Find the number of lines containing the string "date" in the data. Answer with the number by itself.

Stored data
++++
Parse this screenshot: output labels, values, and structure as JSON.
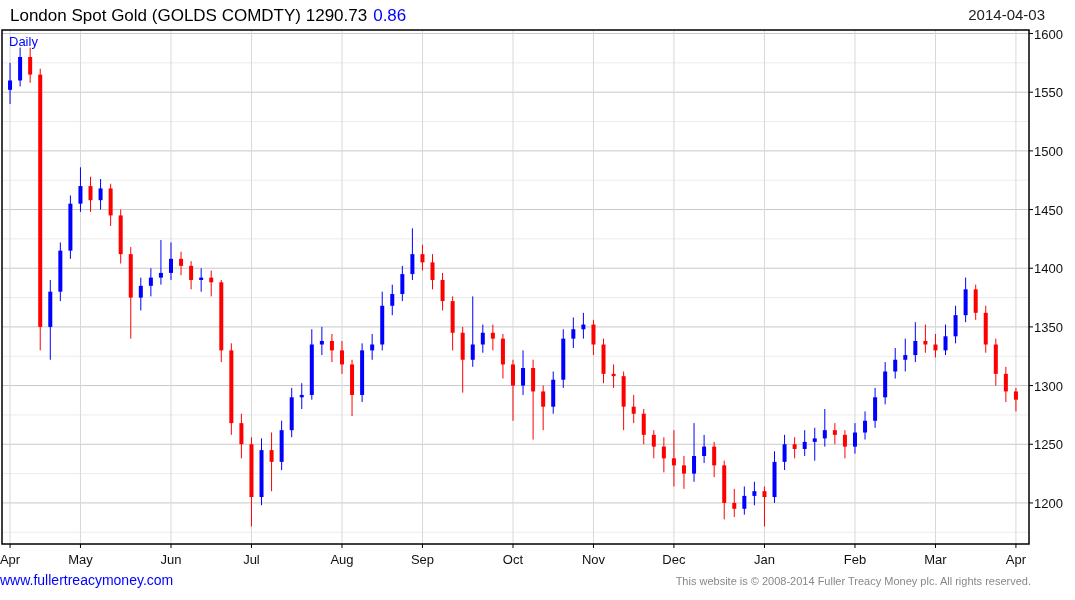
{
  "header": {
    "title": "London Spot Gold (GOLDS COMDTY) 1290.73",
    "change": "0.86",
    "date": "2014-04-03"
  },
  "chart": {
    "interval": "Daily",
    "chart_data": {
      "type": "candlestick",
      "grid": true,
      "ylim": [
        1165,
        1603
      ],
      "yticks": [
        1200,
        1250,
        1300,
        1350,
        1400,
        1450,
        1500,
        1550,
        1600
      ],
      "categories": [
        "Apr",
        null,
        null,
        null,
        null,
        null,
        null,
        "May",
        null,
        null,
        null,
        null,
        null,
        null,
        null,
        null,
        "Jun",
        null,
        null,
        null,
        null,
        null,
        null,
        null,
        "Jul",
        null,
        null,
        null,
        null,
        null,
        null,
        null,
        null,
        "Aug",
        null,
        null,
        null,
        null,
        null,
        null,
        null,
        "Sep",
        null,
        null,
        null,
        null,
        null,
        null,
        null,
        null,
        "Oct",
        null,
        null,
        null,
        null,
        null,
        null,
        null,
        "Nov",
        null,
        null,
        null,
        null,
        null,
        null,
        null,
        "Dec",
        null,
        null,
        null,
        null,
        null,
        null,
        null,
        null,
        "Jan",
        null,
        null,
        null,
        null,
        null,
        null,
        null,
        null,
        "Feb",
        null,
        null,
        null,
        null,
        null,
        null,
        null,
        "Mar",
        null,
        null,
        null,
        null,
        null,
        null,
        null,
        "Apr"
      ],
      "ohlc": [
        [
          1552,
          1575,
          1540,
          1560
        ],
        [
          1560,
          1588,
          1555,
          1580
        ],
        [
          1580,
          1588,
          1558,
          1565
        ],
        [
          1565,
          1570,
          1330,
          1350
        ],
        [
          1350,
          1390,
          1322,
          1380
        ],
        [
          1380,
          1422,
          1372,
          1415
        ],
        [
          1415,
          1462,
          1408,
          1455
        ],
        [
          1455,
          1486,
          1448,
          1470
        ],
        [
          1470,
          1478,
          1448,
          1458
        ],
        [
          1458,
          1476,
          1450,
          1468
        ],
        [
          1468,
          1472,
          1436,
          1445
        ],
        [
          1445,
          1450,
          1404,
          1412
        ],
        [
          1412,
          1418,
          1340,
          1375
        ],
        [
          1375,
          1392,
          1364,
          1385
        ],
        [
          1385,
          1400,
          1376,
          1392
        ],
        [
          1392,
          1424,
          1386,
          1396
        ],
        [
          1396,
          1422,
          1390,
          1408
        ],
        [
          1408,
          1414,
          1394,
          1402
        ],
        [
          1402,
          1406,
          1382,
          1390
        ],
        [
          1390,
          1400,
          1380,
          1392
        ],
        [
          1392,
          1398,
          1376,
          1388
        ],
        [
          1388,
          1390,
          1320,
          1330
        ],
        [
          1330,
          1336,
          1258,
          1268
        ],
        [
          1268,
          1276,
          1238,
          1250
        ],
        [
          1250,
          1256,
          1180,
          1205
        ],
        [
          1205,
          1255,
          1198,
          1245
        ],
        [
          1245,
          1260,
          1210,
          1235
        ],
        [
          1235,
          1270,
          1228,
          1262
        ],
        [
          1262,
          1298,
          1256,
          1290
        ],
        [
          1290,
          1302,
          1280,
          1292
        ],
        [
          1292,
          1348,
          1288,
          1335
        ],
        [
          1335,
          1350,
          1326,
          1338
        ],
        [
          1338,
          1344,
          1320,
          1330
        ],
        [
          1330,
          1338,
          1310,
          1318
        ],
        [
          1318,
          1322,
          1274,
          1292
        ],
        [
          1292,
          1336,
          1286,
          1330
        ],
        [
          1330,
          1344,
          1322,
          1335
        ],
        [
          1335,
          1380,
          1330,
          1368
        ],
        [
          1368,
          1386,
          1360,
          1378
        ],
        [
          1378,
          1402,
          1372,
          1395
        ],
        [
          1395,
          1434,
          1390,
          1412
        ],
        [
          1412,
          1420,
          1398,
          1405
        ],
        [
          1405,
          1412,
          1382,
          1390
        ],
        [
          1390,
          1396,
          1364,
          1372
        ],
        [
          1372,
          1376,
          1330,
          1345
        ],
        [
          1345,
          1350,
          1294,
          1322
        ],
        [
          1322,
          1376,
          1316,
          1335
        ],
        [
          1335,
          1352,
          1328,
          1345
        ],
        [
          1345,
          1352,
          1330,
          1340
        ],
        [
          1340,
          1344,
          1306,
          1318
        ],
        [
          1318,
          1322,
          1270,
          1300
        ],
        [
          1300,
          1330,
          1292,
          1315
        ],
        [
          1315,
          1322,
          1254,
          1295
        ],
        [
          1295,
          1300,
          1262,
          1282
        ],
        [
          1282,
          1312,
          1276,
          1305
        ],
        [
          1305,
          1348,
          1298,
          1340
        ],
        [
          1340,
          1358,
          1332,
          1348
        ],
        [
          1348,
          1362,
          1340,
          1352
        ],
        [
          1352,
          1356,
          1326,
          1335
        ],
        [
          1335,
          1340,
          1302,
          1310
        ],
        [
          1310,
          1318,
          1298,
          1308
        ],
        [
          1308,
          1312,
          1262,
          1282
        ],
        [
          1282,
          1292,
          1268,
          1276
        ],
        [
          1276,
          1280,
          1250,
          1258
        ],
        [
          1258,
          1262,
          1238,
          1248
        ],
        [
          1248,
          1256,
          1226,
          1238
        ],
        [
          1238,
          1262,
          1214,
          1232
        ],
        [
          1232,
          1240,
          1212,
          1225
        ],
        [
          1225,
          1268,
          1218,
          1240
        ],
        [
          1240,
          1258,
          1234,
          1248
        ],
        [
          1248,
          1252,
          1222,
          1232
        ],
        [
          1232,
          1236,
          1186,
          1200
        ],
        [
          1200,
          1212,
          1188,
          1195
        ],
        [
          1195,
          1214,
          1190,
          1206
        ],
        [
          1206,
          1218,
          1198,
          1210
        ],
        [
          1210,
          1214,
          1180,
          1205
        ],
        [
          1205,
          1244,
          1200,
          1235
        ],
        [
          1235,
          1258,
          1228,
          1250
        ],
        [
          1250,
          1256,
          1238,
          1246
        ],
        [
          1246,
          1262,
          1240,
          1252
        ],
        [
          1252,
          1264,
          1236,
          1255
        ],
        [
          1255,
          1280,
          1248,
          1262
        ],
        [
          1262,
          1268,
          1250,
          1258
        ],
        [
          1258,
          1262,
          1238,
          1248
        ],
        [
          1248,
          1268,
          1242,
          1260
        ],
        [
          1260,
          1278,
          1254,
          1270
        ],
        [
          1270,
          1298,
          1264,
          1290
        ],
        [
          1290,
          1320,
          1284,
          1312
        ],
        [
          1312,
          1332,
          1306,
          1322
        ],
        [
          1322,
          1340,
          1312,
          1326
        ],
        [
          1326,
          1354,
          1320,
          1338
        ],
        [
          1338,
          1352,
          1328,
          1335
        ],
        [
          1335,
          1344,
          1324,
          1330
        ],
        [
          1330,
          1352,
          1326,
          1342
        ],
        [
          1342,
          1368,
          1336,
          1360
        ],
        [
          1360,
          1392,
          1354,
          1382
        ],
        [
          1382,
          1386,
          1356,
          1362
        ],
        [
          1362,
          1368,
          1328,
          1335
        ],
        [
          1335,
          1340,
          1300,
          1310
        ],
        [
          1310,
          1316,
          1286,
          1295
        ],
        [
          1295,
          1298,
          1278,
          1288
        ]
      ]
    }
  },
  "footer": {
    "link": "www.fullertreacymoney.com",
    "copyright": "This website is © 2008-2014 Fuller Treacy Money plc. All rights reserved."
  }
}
++++
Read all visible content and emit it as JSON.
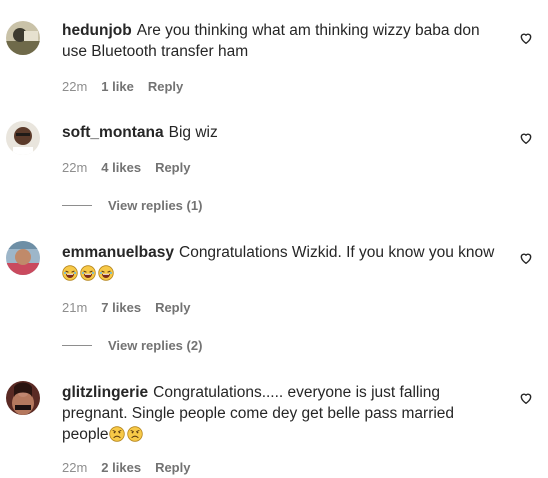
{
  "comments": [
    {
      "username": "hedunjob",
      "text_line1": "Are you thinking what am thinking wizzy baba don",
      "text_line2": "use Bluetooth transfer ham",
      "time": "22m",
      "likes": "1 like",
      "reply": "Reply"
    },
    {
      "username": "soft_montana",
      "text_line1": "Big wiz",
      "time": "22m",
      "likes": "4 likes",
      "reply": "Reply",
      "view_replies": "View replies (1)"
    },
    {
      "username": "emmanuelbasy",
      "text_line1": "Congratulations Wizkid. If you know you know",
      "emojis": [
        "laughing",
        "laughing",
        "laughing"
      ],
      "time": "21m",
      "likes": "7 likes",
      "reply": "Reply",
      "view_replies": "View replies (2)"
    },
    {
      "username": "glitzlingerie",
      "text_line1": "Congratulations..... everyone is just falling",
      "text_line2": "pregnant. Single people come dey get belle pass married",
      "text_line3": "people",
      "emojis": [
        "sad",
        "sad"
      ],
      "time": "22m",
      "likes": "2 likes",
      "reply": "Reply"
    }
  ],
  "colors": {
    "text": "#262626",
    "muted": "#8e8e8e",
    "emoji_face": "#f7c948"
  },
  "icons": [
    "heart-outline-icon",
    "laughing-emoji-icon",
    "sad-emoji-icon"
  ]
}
++++
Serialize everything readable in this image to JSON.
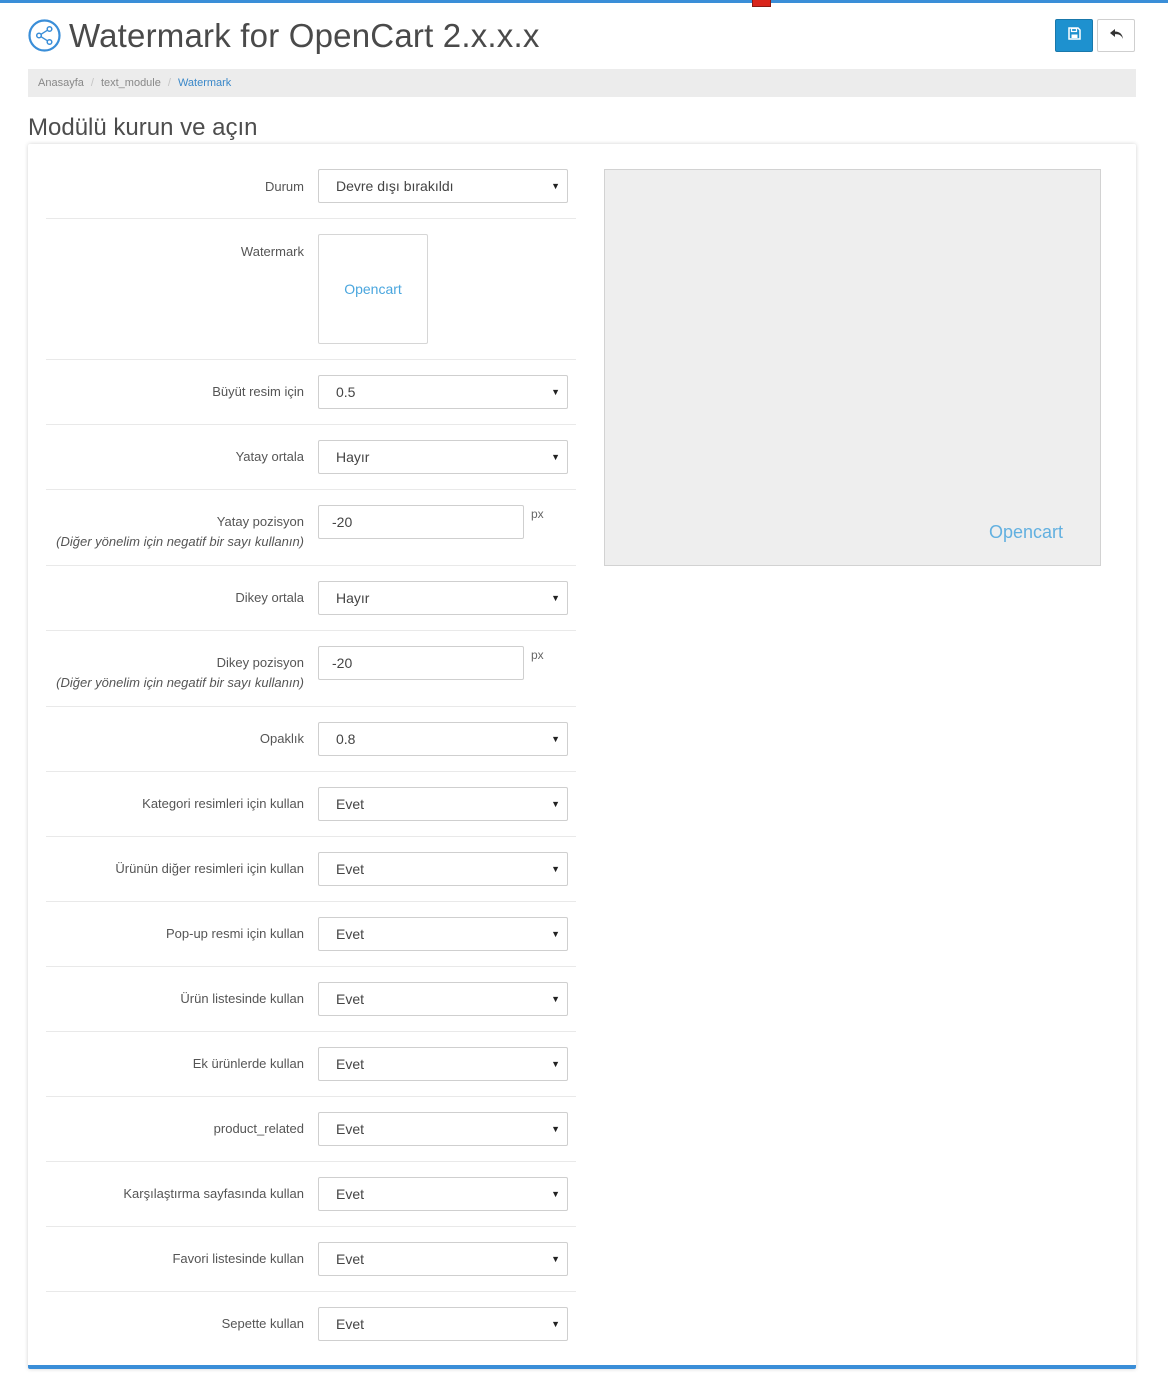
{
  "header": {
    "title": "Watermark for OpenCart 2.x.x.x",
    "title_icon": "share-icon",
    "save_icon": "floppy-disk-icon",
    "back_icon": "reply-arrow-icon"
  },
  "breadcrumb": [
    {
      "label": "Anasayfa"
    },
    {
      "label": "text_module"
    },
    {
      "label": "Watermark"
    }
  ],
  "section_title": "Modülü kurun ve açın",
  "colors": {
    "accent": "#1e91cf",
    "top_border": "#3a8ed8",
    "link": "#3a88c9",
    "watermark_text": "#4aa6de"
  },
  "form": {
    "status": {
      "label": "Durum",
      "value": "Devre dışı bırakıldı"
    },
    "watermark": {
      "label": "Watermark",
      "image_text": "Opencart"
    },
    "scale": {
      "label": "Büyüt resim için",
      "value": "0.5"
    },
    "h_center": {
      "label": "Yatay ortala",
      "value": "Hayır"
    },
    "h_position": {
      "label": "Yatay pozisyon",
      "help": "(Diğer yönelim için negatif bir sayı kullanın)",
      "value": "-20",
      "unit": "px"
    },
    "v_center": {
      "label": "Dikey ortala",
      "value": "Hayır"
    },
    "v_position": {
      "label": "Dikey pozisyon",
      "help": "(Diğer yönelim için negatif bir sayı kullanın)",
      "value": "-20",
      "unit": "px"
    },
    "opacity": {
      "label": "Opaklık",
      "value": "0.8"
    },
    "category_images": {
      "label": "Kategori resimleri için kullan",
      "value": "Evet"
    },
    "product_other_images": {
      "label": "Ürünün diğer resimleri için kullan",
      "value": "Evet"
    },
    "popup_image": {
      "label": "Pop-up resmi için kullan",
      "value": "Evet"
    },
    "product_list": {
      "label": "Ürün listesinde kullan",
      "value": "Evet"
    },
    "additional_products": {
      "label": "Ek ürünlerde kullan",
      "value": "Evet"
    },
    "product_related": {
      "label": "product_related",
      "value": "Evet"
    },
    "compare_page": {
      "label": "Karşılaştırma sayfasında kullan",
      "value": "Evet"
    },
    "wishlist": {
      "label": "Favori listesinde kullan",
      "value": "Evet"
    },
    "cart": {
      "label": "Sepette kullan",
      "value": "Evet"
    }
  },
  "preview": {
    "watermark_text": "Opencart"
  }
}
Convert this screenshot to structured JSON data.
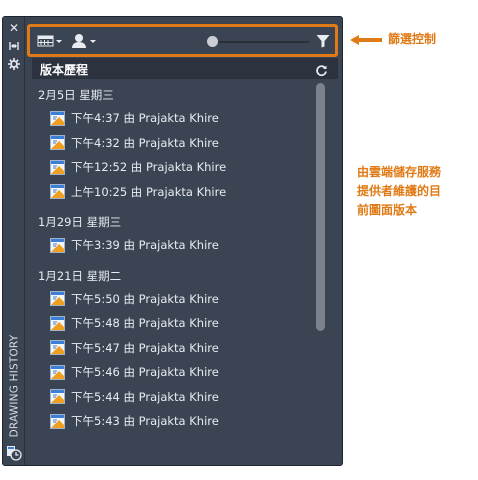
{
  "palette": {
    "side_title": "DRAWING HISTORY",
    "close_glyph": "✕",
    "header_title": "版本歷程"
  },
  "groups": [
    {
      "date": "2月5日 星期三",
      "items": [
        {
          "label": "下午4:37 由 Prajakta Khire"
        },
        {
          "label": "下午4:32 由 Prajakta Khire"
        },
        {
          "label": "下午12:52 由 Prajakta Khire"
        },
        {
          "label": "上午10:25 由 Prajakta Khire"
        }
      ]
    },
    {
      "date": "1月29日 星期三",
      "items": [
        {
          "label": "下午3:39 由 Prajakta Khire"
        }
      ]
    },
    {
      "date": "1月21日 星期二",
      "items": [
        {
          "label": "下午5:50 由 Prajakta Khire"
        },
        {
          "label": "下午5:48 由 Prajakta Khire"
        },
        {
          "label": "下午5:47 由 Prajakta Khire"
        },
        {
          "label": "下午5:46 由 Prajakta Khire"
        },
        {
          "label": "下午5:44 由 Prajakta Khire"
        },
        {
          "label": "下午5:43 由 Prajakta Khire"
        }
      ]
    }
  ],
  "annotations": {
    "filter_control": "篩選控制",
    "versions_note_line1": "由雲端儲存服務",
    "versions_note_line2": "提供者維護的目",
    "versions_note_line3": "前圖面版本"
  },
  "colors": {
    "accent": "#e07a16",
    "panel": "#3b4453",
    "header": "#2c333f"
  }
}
++++
- **RESULT**:
4